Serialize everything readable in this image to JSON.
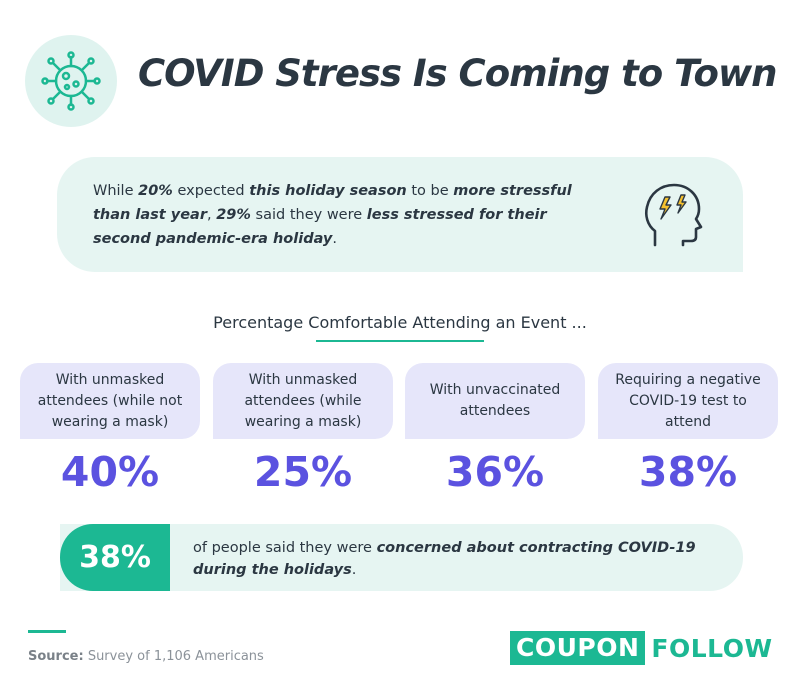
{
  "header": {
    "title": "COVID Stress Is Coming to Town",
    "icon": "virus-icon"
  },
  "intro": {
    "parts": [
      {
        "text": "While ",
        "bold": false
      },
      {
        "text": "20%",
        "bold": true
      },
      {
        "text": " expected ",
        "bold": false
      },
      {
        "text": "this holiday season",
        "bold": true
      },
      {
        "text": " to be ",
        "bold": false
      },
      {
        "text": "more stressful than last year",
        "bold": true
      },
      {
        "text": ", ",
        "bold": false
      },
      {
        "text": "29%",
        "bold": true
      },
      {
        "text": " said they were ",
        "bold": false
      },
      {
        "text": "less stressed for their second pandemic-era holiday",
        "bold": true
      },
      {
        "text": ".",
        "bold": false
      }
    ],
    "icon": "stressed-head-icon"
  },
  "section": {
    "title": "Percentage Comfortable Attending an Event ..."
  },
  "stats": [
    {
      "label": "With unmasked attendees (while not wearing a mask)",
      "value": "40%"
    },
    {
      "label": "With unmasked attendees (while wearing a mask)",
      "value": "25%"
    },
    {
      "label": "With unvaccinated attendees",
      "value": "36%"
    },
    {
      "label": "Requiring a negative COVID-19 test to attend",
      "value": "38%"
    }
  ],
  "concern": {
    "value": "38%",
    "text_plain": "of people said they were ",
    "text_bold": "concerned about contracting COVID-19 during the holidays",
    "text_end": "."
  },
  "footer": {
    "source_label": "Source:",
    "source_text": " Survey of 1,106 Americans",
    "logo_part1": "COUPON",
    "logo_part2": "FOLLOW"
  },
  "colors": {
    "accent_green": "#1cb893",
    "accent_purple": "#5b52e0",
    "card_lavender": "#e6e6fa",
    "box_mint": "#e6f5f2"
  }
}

==

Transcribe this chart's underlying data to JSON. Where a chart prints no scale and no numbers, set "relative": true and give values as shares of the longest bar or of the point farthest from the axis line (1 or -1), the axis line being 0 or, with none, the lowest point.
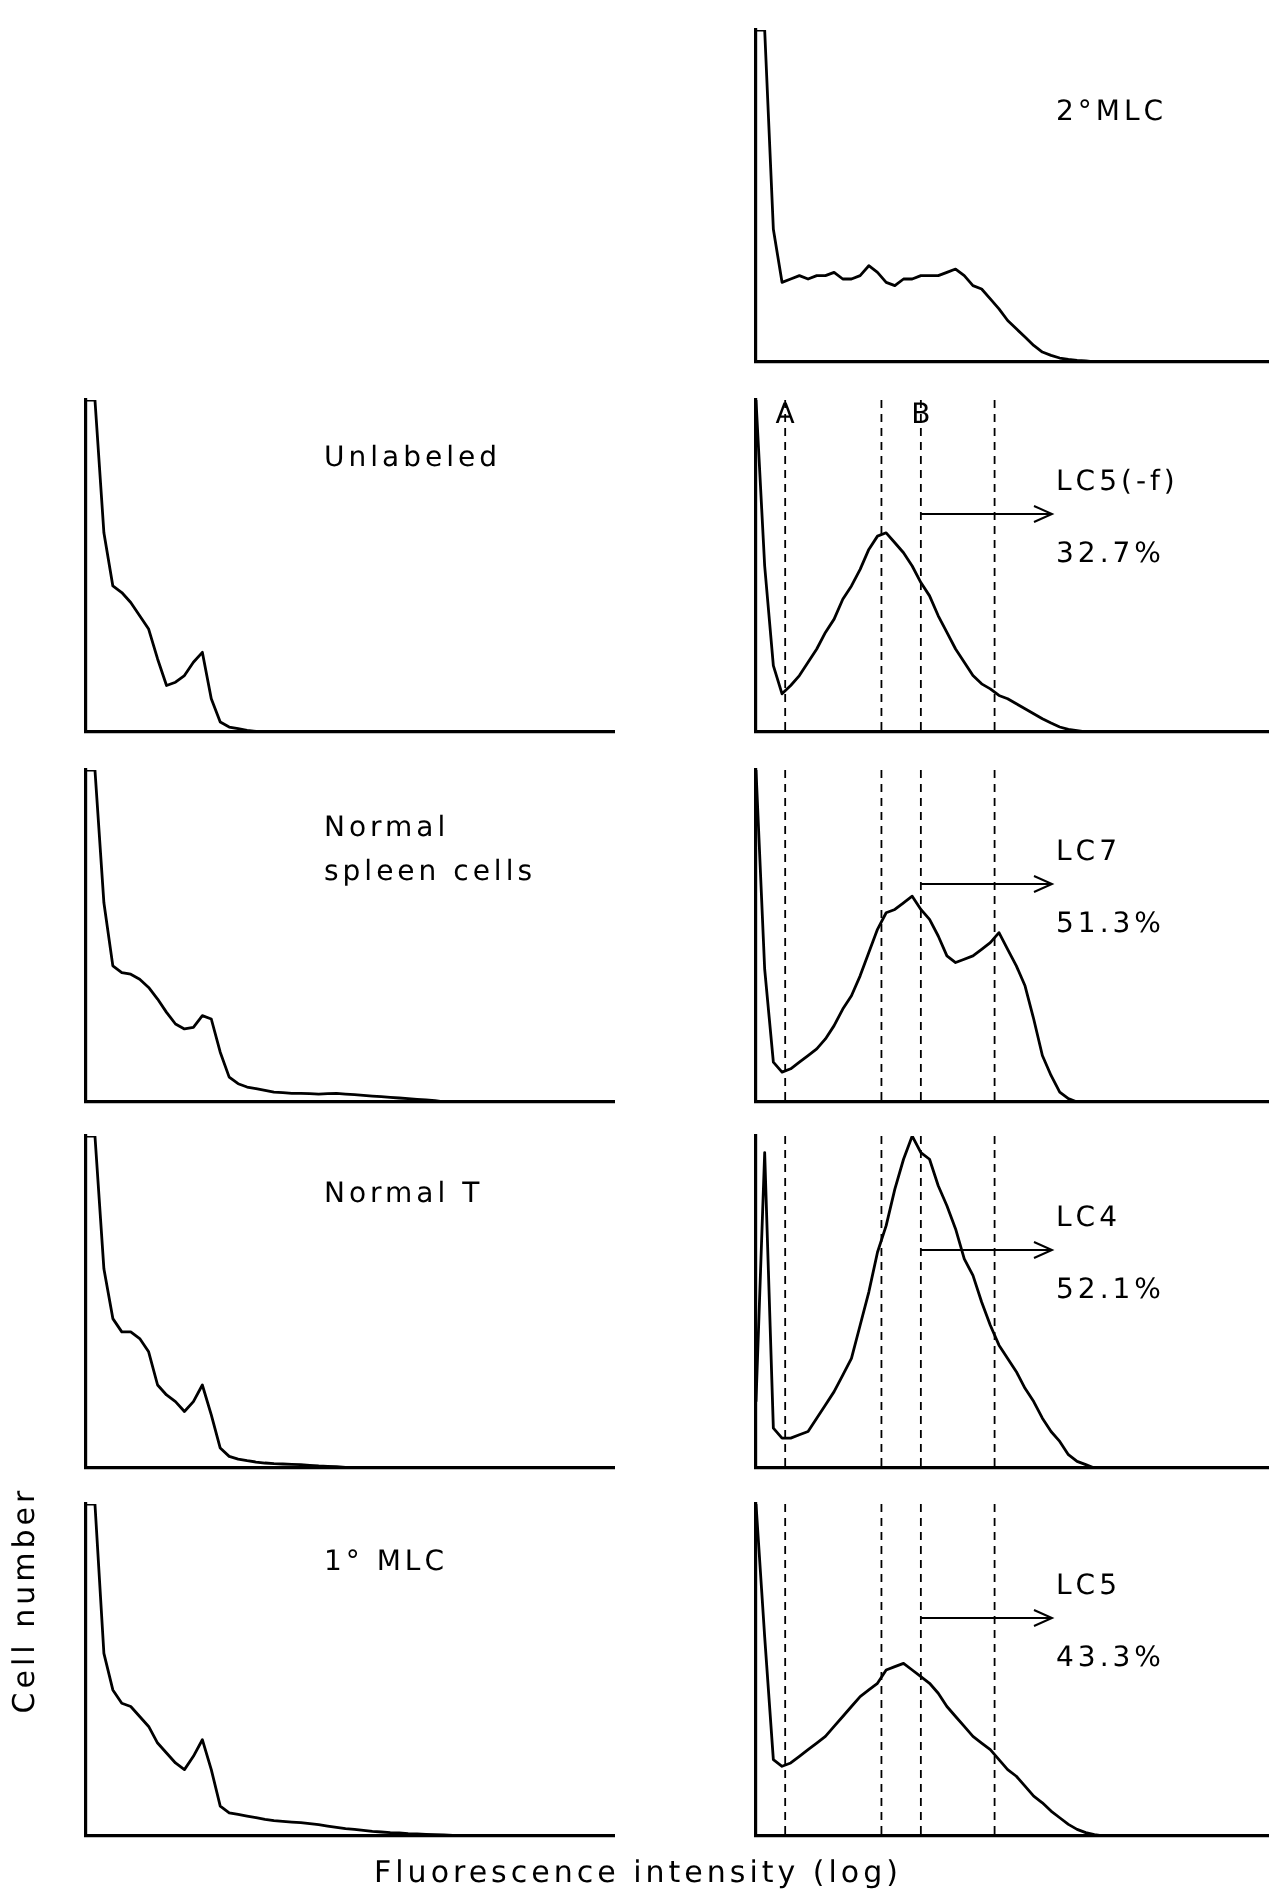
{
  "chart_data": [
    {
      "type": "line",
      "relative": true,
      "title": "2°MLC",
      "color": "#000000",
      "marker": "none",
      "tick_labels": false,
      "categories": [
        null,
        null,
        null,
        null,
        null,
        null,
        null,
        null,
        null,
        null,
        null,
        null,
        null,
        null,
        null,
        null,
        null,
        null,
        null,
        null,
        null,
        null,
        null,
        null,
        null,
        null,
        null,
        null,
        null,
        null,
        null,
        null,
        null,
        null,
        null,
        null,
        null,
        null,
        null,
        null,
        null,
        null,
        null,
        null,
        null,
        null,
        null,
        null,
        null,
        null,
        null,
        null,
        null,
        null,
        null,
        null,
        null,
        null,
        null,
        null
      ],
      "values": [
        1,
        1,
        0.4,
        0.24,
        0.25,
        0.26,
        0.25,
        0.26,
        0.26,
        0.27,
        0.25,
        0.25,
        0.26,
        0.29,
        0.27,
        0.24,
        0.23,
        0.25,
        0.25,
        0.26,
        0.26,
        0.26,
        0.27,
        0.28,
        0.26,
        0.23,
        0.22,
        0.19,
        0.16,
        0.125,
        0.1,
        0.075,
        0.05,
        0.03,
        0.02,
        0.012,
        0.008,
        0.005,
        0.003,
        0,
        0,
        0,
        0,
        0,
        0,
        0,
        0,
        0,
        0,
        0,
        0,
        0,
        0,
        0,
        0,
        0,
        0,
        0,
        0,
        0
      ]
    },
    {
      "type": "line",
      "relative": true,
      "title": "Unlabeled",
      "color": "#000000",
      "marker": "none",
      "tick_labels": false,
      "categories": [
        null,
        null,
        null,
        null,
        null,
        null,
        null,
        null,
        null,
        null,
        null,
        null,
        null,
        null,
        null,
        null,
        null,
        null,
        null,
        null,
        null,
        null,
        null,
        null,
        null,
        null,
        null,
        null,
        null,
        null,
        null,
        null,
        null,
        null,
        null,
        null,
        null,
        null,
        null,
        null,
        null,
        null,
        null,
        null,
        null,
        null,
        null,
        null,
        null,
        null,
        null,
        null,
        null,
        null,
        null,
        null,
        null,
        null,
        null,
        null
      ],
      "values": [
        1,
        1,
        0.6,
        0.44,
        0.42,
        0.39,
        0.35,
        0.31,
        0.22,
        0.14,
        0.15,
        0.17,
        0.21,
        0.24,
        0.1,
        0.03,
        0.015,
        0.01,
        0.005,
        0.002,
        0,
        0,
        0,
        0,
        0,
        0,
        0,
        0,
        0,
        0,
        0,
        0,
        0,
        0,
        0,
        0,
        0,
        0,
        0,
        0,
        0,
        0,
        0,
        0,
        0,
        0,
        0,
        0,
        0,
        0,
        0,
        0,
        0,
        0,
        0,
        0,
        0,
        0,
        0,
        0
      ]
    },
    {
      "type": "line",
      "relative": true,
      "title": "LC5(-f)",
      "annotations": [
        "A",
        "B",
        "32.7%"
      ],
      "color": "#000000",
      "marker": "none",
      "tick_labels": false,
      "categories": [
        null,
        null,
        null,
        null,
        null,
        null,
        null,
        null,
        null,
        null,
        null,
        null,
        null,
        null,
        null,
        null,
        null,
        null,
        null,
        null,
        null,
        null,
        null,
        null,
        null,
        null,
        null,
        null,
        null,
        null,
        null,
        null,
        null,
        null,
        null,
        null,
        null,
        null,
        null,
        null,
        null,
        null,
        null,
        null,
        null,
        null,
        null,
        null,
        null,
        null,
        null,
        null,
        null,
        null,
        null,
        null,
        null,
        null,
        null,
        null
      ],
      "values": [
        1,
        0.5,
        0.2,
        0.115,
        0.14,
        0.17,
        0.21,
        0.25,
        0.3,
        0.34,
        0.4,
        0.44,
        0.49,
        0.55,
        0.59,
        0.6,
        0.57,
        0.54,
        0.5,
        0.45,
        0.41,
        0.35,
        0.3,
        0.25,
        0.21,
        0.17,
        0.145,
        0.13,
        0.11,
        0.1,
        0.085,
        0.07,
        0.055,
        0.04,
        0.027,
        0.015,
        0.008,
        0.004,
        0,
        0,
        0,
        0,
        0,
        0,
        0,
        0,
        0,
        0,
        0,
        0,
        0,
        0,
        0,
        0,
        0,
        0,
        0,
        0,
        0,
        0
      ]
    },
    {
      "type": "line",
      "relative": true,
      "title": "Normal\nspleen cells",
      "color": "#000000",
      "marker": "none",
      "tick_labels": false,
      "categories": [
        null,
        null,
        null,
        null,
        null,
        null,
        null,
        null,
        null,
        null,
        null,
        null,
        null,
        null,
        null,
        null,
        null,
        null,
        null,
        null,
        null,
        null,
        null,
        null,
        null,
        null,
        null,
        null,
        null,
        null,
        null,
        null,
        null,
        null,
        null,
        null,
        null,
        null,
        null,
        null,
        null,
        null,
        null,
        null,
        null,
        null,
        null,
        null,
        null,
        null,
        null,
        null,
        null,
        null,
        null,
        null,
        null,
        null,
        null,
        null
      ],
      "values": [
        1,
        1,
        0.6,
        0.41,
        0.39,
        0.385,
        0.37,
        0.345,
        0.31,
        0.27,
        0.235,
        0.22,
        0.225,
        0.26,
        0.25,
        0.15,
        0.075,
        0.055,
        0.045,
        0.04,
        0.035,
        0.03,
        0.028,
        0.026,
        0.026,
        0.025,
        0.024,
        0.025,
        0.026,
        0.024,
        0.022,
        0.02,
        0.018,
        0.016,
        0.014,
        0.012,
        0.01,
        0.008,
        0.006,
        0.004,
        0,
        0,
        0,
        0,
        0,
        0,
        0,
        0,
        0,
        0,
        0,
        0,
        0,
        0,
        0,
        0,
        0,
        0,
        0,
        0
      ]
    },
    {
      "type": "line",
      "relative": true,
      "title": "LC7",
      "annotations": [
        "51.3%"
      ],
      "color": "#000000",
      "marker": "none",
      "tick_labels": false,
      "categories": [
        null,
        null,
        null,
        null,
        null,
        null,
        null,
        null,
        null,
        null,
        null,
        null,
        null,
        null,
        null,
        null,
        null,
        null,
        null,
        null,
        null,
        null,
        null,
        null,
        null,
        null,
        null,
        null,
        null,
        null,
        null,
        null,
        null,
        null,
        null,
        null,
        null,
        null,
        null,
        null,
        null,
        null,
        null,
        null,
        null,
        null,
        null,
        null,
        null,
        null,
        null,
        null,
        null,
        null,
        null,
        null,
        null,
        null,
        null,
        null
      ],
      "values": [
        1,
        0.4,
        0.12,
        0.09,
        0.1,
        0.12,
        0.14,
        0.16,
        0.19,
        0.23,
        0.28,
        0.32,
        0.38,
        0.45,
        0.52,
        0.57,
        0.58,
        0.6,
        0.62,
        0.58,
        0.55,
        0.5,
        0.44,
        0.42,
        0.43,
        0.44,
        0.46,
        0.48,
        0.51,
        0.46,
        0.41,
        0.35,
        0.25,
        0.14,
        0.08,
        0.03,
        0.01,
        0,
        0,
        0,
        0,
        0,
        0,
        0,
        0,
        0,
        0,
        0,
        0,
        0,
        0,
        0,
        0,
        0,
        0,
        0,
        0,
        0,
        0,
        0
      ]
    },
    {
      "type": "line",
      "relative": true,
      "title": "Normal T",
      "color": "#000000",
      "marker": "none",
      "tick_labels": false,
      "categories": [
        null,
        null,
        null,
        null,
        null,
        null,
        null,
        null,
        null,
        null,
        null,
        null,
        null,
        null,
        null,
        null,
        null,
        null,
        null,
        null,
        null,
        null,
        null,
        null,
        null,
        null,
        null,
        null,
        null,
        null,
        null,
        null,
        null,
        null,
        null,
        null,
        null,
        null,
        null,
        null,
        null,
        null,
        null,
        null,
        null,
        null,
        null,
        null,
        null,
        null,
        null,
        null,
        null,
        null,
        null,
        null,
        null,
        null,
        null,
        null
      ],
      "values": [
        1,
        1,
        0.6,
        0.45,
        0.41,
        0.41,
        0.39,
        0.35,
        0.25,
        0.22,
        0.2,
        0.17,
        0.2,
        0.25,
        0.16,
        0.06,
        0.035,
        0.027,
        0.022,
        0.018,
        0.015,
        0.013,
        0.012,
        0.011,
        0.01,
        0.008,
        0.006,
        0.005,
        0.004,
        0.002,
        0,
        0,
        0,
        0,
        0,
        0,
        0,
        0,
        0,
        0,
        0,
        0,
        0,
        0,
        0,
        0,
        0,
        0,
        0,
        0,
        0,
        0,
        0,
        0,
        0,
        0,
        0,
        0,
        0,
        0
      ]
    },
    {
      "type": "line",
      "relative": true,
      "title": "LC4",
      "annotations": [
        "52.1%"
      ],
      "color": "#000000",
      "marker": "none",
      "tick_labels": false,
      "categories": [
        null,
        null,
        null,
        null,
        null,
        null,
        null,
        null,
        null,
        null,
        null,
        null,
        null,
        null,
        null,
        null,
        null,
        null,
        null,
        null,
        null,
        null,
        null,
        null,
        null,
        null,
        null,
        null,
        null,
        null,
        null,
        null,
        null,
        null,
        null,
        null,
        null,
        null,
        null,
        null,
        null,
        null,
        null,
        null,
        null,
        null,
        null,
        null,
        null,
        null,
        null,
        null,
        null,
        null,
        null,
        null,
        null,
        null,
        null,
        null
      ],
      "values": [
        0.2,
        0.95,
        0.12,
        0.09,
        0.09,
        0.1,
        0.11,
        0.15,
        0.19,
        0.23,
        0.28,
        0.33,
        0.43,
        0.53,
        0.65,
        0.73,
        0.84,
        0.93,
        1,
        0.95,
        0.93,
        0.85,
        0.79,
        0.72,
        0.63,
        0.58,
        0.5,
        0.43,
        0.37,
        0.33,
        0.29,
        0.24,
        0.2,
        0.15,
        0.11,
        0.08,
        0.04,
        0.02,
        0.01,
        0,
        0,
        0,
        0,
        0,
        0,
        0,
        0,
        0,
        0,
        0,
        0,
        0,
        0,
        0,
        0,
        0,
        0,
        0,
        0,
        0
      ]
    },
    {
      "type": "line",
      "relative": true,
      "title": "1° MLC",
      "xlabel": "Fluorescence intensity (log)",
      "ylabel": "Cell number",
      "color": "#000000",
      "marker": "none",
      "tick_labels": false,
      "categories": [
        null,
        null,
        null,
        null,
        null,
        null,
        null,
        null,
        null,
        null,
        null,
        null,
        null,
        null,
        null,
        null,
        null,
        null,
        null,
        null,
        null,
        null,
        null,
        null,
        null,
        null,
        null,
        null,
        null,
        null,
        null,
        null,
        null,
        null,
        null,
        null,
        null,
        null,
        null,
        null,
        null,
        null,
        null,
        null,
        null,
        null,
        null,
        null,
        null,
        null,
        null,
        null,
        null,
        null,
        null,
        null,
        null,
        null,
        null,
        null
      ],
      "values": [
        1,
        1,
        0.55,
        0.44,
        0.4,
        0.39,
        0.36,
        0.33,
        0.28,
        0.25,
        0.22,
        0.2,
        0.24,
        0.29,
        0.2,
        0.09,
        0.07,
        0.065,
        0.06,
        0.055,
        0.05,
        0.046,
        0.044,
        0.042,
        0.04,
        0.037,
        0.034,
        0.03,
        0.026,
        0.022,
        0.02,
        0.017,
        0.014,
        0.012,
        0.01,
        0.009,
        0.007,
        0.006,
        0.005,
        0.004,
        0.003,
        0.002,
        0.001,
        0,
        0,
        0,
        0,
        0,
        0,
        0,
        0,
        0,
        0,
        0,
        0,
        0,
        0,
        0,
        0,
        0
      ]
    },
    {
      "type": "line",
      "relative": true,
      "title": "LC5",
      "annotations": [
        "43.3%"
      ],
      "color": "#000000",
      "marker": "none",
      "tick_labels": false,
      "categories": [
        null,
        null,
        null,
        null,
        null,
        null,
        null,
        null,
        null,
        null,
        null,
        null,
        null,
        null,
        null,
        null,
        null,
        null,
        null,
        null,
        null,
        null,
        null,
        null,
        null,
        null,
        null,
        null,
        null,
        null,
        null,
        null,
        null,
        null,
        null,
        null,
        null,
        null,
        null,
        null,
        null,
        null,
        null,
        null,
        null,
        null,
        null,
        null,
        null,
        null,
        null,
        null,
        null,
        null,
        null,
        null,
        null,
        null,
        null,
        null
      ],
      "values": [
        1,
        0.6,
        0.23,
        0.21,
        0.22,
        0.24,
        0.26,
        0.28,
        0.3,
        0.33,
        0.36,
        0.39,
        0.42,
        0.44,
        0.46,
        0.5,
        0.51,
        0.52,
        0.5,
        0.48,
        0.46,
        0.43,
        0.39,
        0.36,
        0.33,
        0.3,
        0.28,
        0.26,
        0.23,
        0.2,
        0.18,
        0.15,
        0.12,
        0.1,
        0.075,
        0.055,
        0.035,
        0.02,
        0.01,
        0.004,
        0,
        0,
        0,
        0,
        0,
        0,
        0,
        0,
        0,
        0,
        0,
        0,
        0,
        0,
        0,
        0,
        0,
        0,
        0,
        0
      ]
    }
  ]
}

= PROBLEM =
Copy out each line from the listing that contains the string "mask".

= OUTPUT FOR THIS EXERCISE =
      "label": "With unmasked attendees (while not wearing a mask)",
      "label": "With unmasked attendees (while wearing a mask)",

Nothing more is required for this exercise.